__What you should do__
Transcribe every entry below word for word, but skip the pictures.

Figure record listings:
-------------------------

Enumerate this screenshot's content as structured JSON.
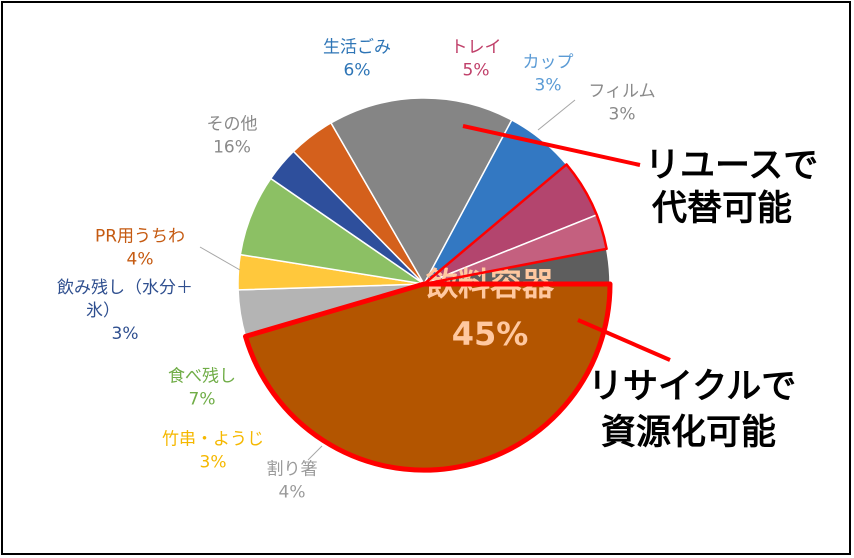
{
  "chart_data": {
    "type": "pie",
    "categories": [
      "飲料容器",
      "割り箸",
      "竹串・ようじ",
      "食べ残し",
      "飲み残し（水分＋氷）",
      "PR用うちわ",
      "その他",
      "生活ごみ",
      "トレイ",
      "カップ",
      "フィルム"
    ],
    "values": [
      45,
      4,
      3,
      7,
      3,
      4,
      16,
      6,
      5,
      3,
      3
    ],
    "value_labels": [
      "45%",
      "4%",
      "3%",
      "7%",
      "3%",
      "4%",
      "16%",
      "6%",
      "5%",
      "3%",
      "3%"
    ],
    "label_lines": [
      [
        "飲料容器"
      ],
      [
        "割り箸"
      ],
      [
        "竹串・ようじ"
      ],
      [
        "食べ残し"
      ],
      [
        "飲み残し（水分＋",
        "氷）"
      ],
      [
        "PR用うちわ"
      ],
      [
        "その他"
      ],
      [
        "生活ごみ"
      ],
      [
        "トレイ"
      ],
      [
        "カップ"
      ],
      [
        "フィルム"
      ]
    ],
    "colors": [
      "#b35500",
      "#b4b4b4",
      "#ffc83c",
      "#8cc064",
      "#2e4f9c",
      "#d4601c",
      "#858585",
      "#3378c2",
      "#b3456e",
      "#c4607f",
      "#5e5e5e"
    ],
    "label_colors": [
      "#ffc8a0",
      "#9a9a9a",
      "#f5b800",
      "#70ad47",
      "#2f4f8f",
      "#c55a11",
      "#8a8a8a",
      "#2e75b6",
      "#c0406a",
      "#5b9bd5",
      "#8a8a8a"
    ],
    "highlight_color": "#ff0000",
    "title": "",
    "legend": "none"
  },
  "annotations": {
    "reuse_lines": [
      "リユースで",
      "代替可能"
    ],
    "recycle_lines": [
      "リサイクルで",
      "資源化可能"
    ]
  }
}
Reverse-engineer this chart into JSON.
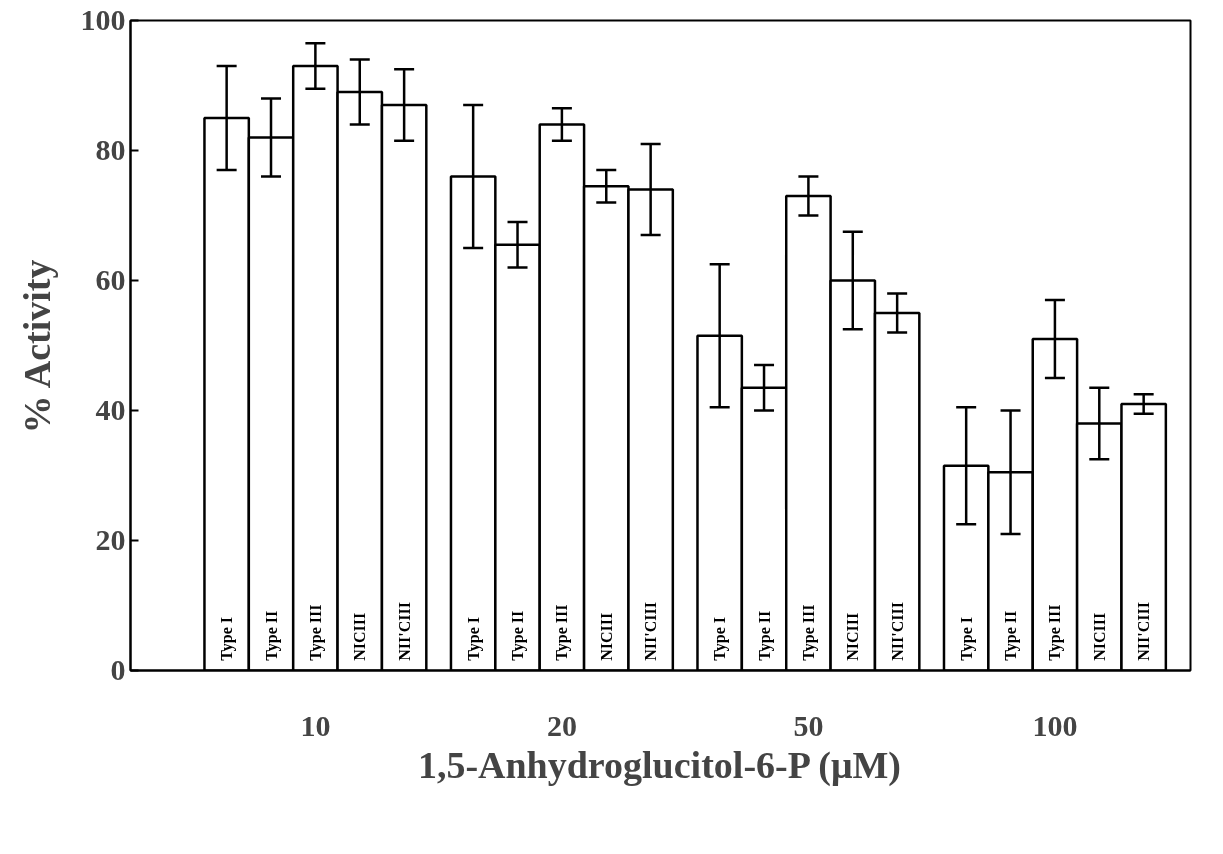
{
  "chart_data": {
    "type": "bar",
    "xlabel": "1,5-Anhydroglucitol-6-P (μM)",
    "ylabel": "% Activity",
    "categories": [
      "10",
      "20",
      "50",
      "100"
    ],
    "series": [
      {
        "name": "Type I",
        "color": "#ffffff",
        "values": [
          85,
          76,
          51.5,
          31.5
        ],
        "errors": [
          8,
          11,
          11,
          9
        ]
      },
      {
        "name": "Type II",
        "color": "#ffffff",
        "values": [
          82,
          65.5,
          43.5,
          30.5
        ],
        "errors": [
          6,
          3.5,
          3.5,
          9.5
        ]
      },
      {
        "name": "Type III",
        "color": "#ffffff",
        "values": [
          93,
          84,
          73,
          51
        ],
        "errors": [
          3.5,
          2.5,
          3,
          6
        ]
      },
      {
        "name": "NICIII",
        "color": "#ffffff",
        "values": [
          89,
          74.5,
          60,
          38
        ],
        "errors": [
          5,
          2.5,
          7.5,
          5.5
        ]
      },
      {
        "name": "NII'CIII",
        "color": "#ffffff",
        "values": [
          87,
          74,
          55,
          41
        ],
        "errors": [
          5.5,
          7,
          3,
          1.5
        ]
      }
    ],
    "ylim": [
      0,
      100
    ],
    "yticks": [
      0,
      20,
      40,
      60,
      80,
      100
    ],
    "grid": false,
    "legend": false
  }
}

-------------------------

__Finished task__
Enumerate this screenshot's content as structured JSON.
{
  "chart_data": {
    "type": "pie",
    "categories": [
      "飲料容器",
      "割り箸",
      "竹串・ようじ",
      "食べ残し",
      "飲み残し（水分＋氷）",
      "PR用うちわ",
      "その他",
      "生活ごみ",
      "トレイ",
      "カップ",
      "フィルム"
    ],
    "values": [
      45,
      4,
      3,
      7,
      3,
      4,
      16,
      6,
      5,
      3,
      3
    ],
    "value_labels": [
      "45%",
      "4%",
      "3%",
      "7%",
      "3%",
      "4%",
      "16%",
      "6%",
      "5%",
      "3%",
      "3%"
    ],
    "label_lines": [
      [
        "飲料容器"
      ],
      [
        "割り箸"
      ],
      [
        "竹串・ようじ"
      ],
      [
        "食べ残し"
      ],
      [
        "飲み残し（水分＋",
        "氷）"
      ],
      [
        "PR用うちわ"
      ],
      [
        "その他"
      ],
      [
        "生活ごみ"
      ],
      [
        "トレイ"
      ],
      [
        "カップ"
      ],
      [
        "フィルム"
      ]
    ],
    "colors": [
      "#b35500",
      "#b4b4b4",
      "#ffc83c",
      "#8cc064",
      "#2e4f9c",
      "#d4601c",
      "#858585",
      "#3378c2",
      "#b3456e",
      "#c4607f",
      "#5e5e5e"
    ],
    "label_colors": [
      "#ffc8a0",
      "#9a9a9a",
      "#f5b800",
      "#70ad47",
      "#2f4f8f",
      "#c55a11",
      "#8a8a8a",
      "#2e75b6",
      "#c0406a",
      "#5b9bd5",
      "#8a8a8a"
    ],
    "highlight_color": "#ff0000",
    "title": "",
    "legend": "none"
  },
  "annotations": {
    "reuse_lines": [
      "リユースで",
      "代替可能"
    ],
    "recycle_lines": [
      "リサイクルで",
      "資源化可能"
    ]
  }
}
Reverse-engineer this chart into JSON.
{
  "chart_data": {
    "type": "bar",
    "xlabel": "1,5-Anhydroglucitol-6-P (μM)",
    "ylabel": "% Activity",
    "categories": [
      "10",
      "20",
      "50",
      "100"
    ],
    "series": [
      {
        "name": "Type I",
        "color": "#ffffff",
        "values": [
          85,
          76,
          51.5,
          31.5
        ],
        "errors": [
          8,
          11,
          11,
          9
        ]
      },
      {
        "name": "Type II",
        "color": "#ffffff",
        "values": [
          82,
          65.5,
          43.5,
          30.5
        ],
        "errors": [
          6,
          3.5,
          3.5,
          9.5
        ]
      },
      {
        "name": "Type III",
        "color": "#ffffff",
        "values": [
          93,
          84,
          73,
          51
        ],
        "errors": [
          3.5,
          2.5,
          3,
          6
        ]
      },
      {
        "name": "NICIII",
        "color": "#ffffff",
        "values": [
          89,
          74.5,
          60,
          38
        ],
        "errors": [
          5,
          2.5,
          7.5,
          5.5
        ]
      },
      {
        "name": "NII'CIII",
        "color": "#ffffff",
        "values": [
          87,
          74,
          55,
          41
        ],
        "errors": [
          5.5,
          7,
          3,
          1.5
        ]
      }
    ],
    "ylim": [
      0,
      100
    ],
    "yticks": [
      0,
      20,
      40,
      60,
      80,
      100
    ],
    "grid": false,
    "legend": false
  }
}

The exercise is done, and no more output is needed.